### Job:
Take from the listing each line that has the string "this".

......

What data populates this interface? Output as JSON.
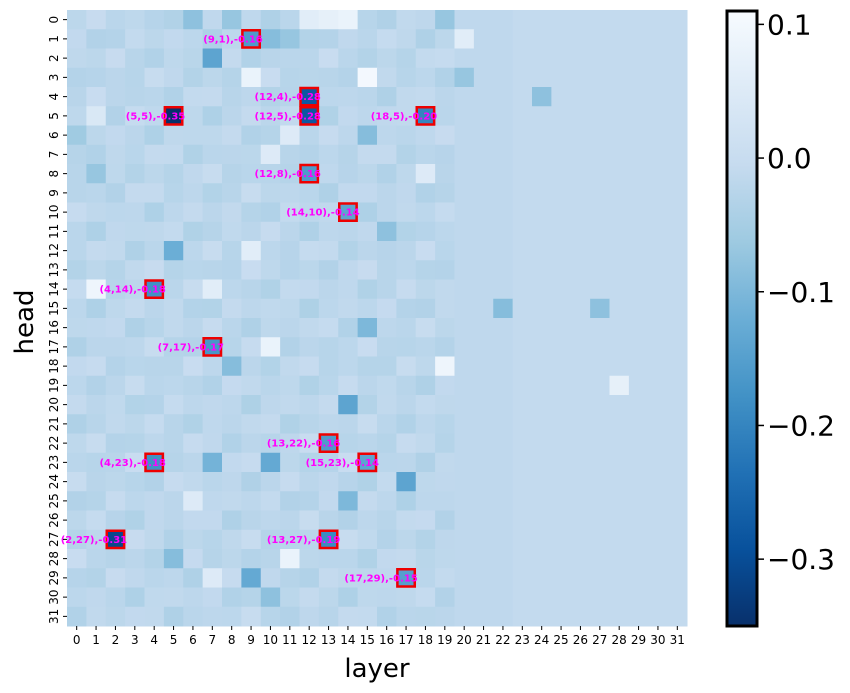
{
  "chart_data": {
    "type": "heatmap",
    "title": "",
    "xlabel": "layer",
    "ylabel": "head",
    "x_ticks": [
      "0",
      "1",
      "2",
      "3",
      "4",
      "5",
      "6",
      "7",
      "8",
      "9",
      "10",
      "11",
      "12",
      "13",
      "14",
      "15",
      "16",
      "17",
      "18",
      "19",
      "20",
      "21",
      "22",
      "23",
      "24",
      "25",
      "26",
      "27",
      "28",
      "29",
      "30",
      "31"
    ],
    "y_ticks": [
      "0",
      "1",
      "2",
      "3",
      "4",
      "5",
      "6",
      "7",
      "8",
      "9",
      "10",
      "11",
      "12",
      "13",
      "14",
      "15",
      "16",
      "17",
      "18",
      "19",
      "20",
      "21",
      "22",
      "23",
      "24",
      "25",
      "26",
      "27",
      "28",
      "29",
      "30",
      "31"
    ],
    "colorbar": {
      "colormap": "Blues_r",
      "range": [
        -0.35,
        0.11
      ],
      "ticks": [
        0.1,
        0.0,
        -0.1,
        -0.2,
        -0.3
      ],
      "tick_labels": [
        "0.1",
        "0.0",
        "−0.1",
        "−0.2",
        "−0.3"
      ]
    },
    "default_value": -0.02,
    "layer_values": {
      "cols_ge_20": -0.015,
      "cols_ge_23": -0.01
    },
    "notable_cells": [
      {
        "layer": 9,
        "head": 1,
        "value": -0.16,
        "label": "(9,1),-0.16"
      },
      {
        "layer": 12,
        "head": 4,
        "value": -0.28,
        "label": "(12,4),-0.28"
      },
      {
        "layer": 5,
        "head": 5,
        "value": -0.35,
        "label": "(5,5),-0.35"
      },
      {
        "layer": 12,
        "head": 5,
        "value": -0.28,
        "label": "(12,5),-0.28"
      },
      {
        "layer": 18,
        "head": 5,
        "value": -0.2,
        "label": "(18,5),-0.20"
      },
      {
        "layer": 12,
        "head": 8,
        "value": -0.16,
        "label": "(12,8),-0.16"
      },
      {
        "layer": 14,
        "head": 10,
        "value": -0.14,
        "label": "(14,10),-0.14"
      },
      {
        "layer": 4,
        "head": 14,
        "value": -0.18,
        "label": "(4,14),-0.18"
      },
      {
        "layer": 7,
        "head": 17,
        "value": -0.17,
        "label": "(7,17),-0.17"
      },
      {
        "layer": 13,
        "head": 22,
        "value": -0.16,
        "label": "(13,22),-0.16"
      },
      {
        "layer": 4,
        "head": 23,
        "value": -0.18,
        "label": "(4,23),-0.18"
      },
      {
        "layer": 15,
        "head": 23,
        "value": -0.14,
        "label": "(15,23),-0.14"
      },
      {
        "layer": 2,
        "head": 27,
        "value": -0.31,
        "label": "(2,27),-0.31"
      },
      {
        "layer": 13,
        "head": 27,
        "value": -0.19,
        "label": "(13,27),-0.19"
      },
      {
        "layer": 17,
        "head": 29,
        "value": -0.15,
        "label": "(17,29),-0.15"
      }
    ],
    "other_cells": [
      {
        "layer": 6,
        "head": 0,
        "value": -0.08
      },
      {
        "layer": 8,
        "head": 0,
        "value": -0.07
      },
      {
        "layer": 12,
        "head": 0,
        "value": 0.06
      },
      {
        "layer": 13,
        "head": 0,
        "value": 0.07
      },
      {
        "layer": 14,
        "head": 0,
        "value": 0.08
      },
      {
        "layer": 19,
        "head": 0,
        "value": -0.07
      },
      {
        "layer": 10,
        "head": 1,
        "value": -0.09
      },
      {
        "layer": 11,
        "head": 1,
        "value": -0.07
      },
      {
        "layer": 20,
        "head": 1,
        "value": 0.06
      },
      {
        "layer": 7,
        "head": 2,
        "value": -0.14
      },
      {
        "layer": 9,
        "head": 3,
        "value": 0.08
      },
      {
        "layer": 15,
        "head": 3,
        "value": 0.1
      },
      {
        "layer": 20,
        "head": 3,
        "value": -0.07
      },
      {
        "layer": 24,
        "head": 4,
        "value": -0.08
      },
      {
        "layer": 1,
        "head": 5,
        "value": 0.04
      },
      {
        "layer": 0,
        "head": 6,
        "value": -0.06
      },
      {
        "layer": 11,
        "head": 6,
        "value": 0.05
      },
      {
        "layer": 15,
        "head": 6,
        "value": -0.09
      },
      {
        "layer": 10,
        "head": 7,
        "value": 0.05
      },
      {
        "layer": 1,
        "head": 8,
        "value": -0.07
      },
      {
        "layer": 18,
        "head": 8,
        "value": 0.05
      },
      {
        "layer": 16,
        "head": 11,
        "value": -0.08
      },
      {
        "layer": 5,
        "head": 12,
        "value": -0.12
      },
      {
        "layer": 9,
        "head": 12,
        "value": 0.06
      },
      {
        "layer": 1,
        "head": 14,
        "value": 0.09
      },
      {
        "layer": 7,
        "head": 14,
        "value": 0.06
      },
      {
        "layer": 22,
        "head": 15,
        "value": -0.09
      },
      {
        "layer": 27,
        "head": 15,
        "value": -0.08
      },
      {
        "layer": 15,
        "head": 16,
        "value": -0.1
      },
      {
        "layer": 10,
        "head": 17,
        "value": 0.08
      },
      {
        "layer": 8,
        "head": 18,
        "value": -0.09
      },
      {
        "layer": 19,
        "head": 18,
        "value": 0.09
      },
      {
        "layer": 28,
        "head": 19,
        "value": 0.07
      },
      {
        "layer": 14,
        "head": 20,
        "value": -0.14
      },
      {
        "layer": 10,
        "head": 23,
        "value": -0.13
      },
      {
        "layer": 7,
        "head": 23,
        "value": -0.11
      },
      {
        "layer": 17,
        "head": 24,
        "value": -0.14
      },
      {
        "layer": 14,
        "head": 25,
        "value": -0.1
      },
      {
        "layer": 6,
        "head": 25,
        "value": 0.05
      },
      {
        "layer": 11,
        "head": 28,
        "value": 0.08
      },
      {
        "layer": 5,
        "head": 28,
        "value": -0.09
      },
      {
        "layer": 9,
        "head": 29,
        "value": -0.13
      },
      {
        "layer": 7,
        "head": 29,
        "value": 0.05
      },
      {
        "layer": 10,
        "head": 30,
        "value": -0.08
      }
    ]
  }
}
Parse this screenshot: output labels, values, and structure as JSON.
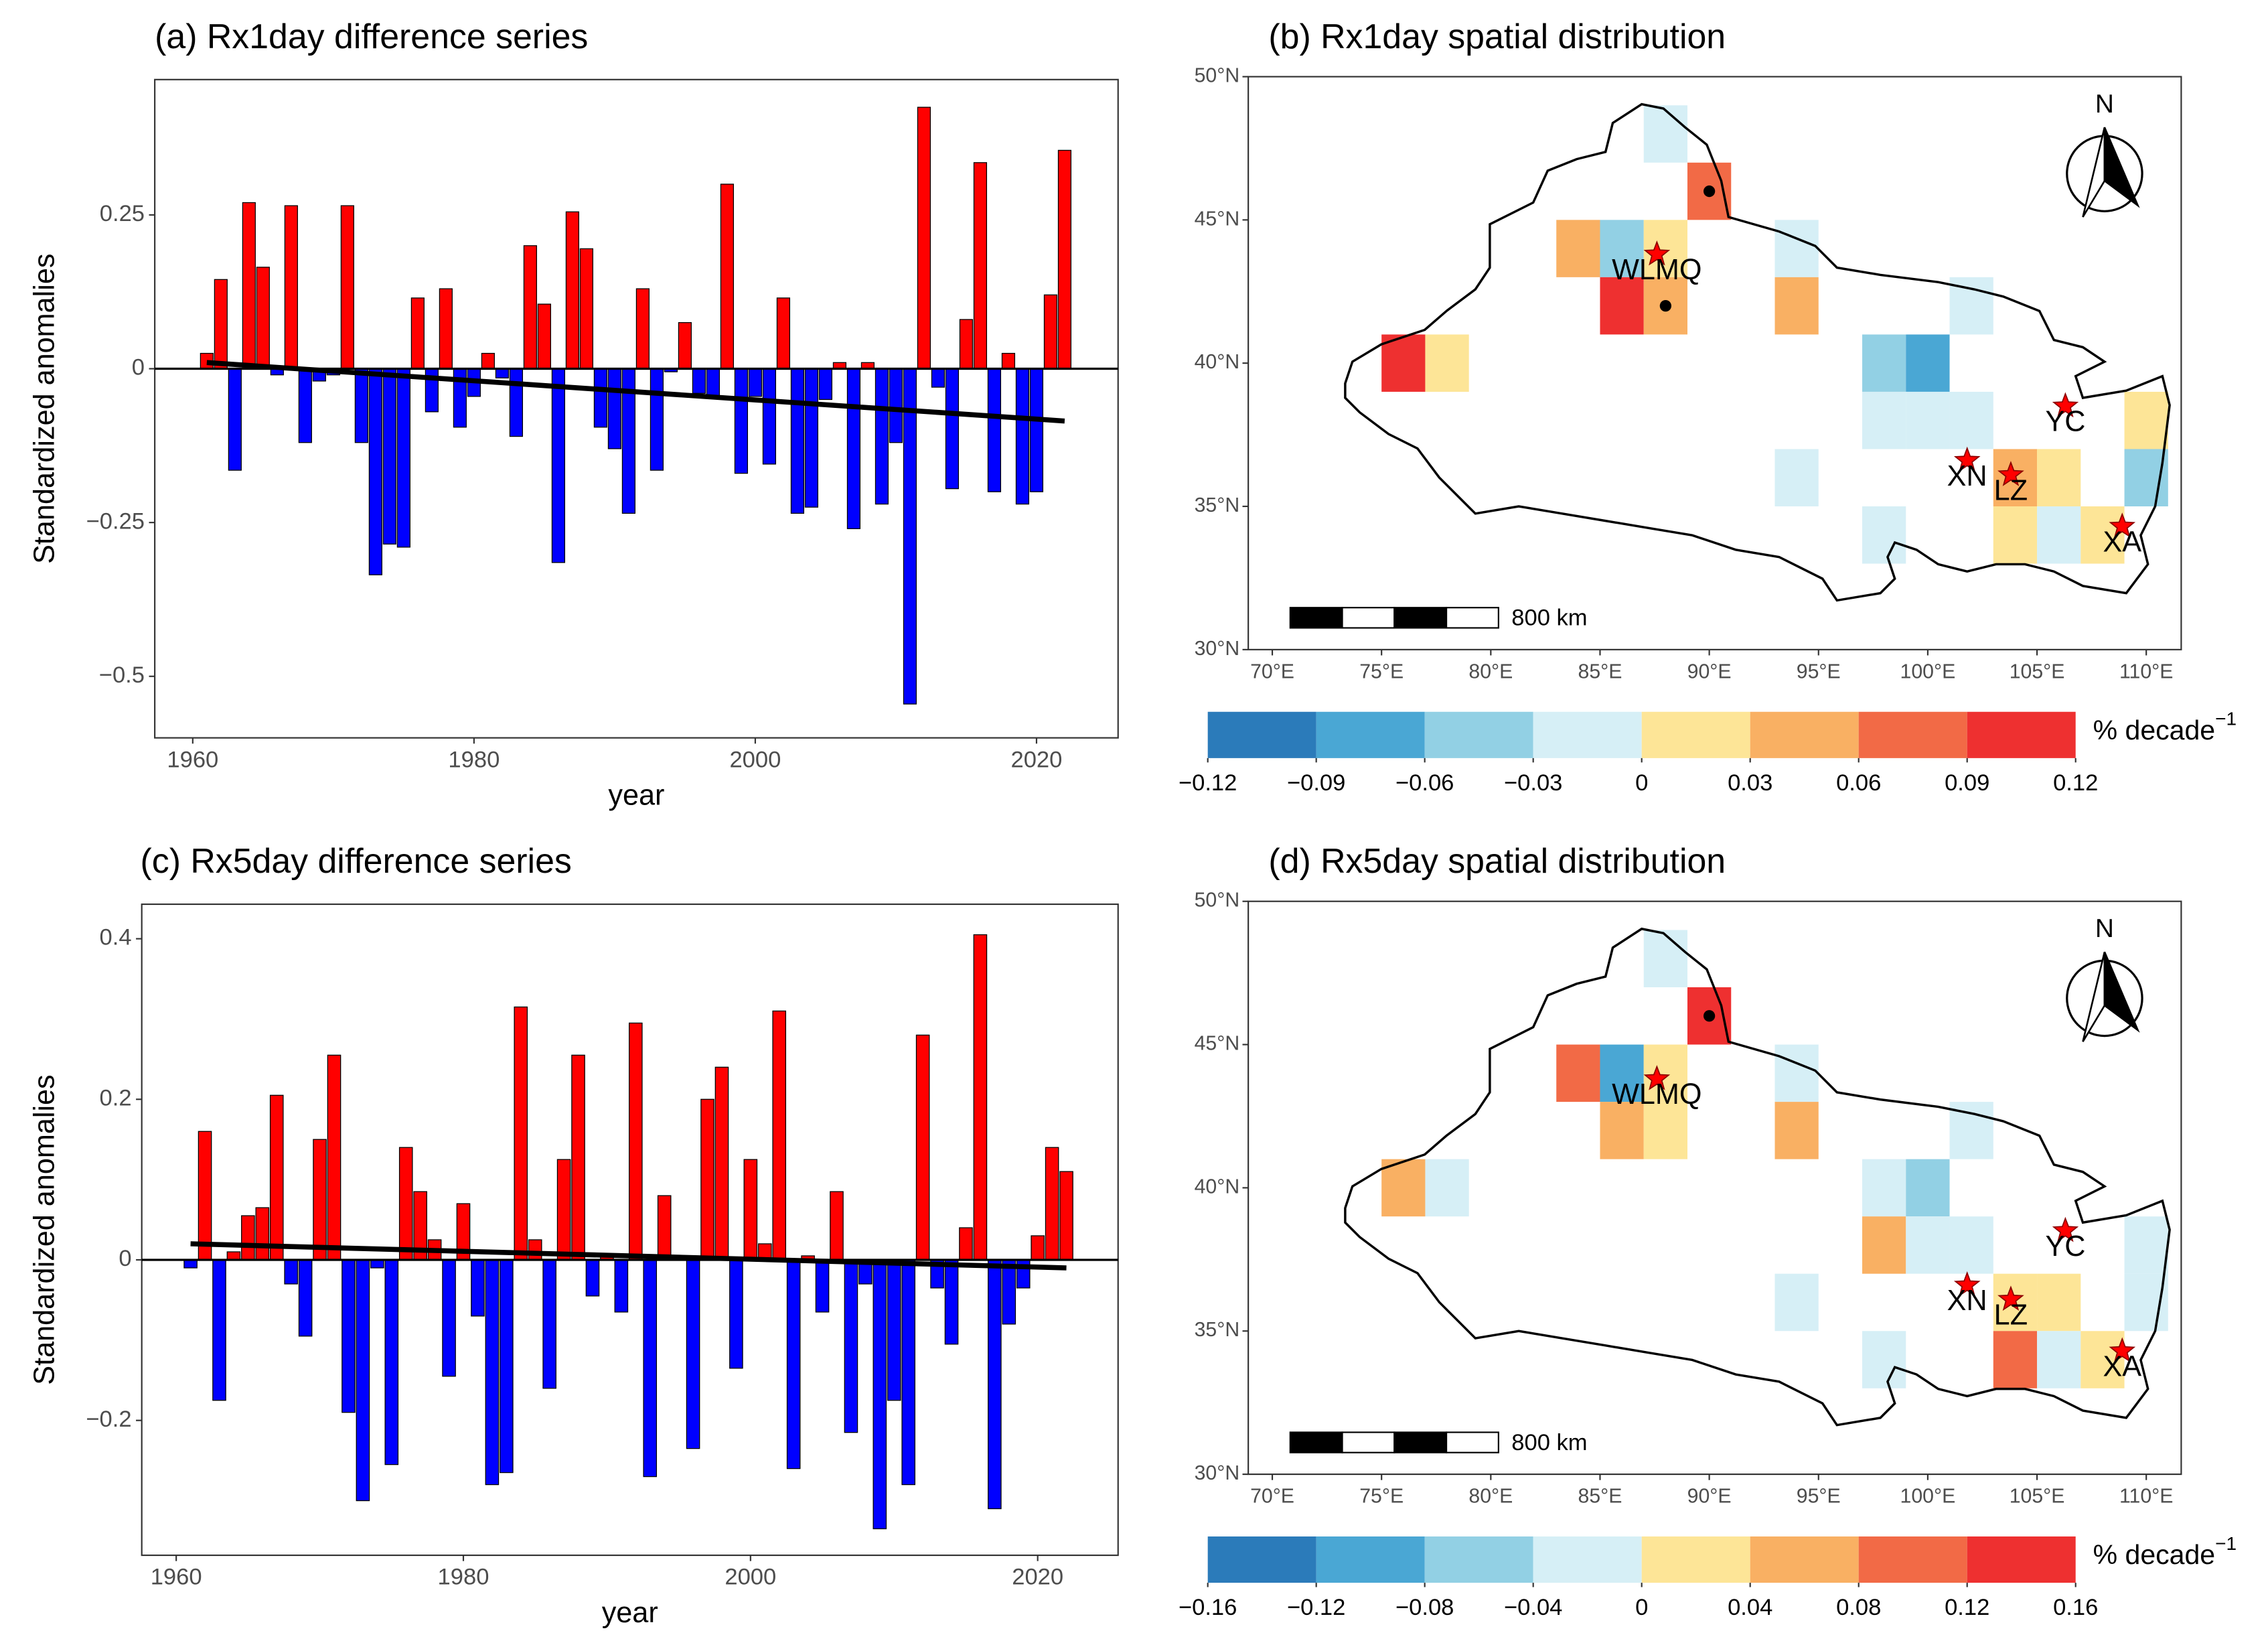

......

### Exercise answer:
What data populates this interface? Output as JSON.
Parse this screenshot: output labels, values, and structure as JSON.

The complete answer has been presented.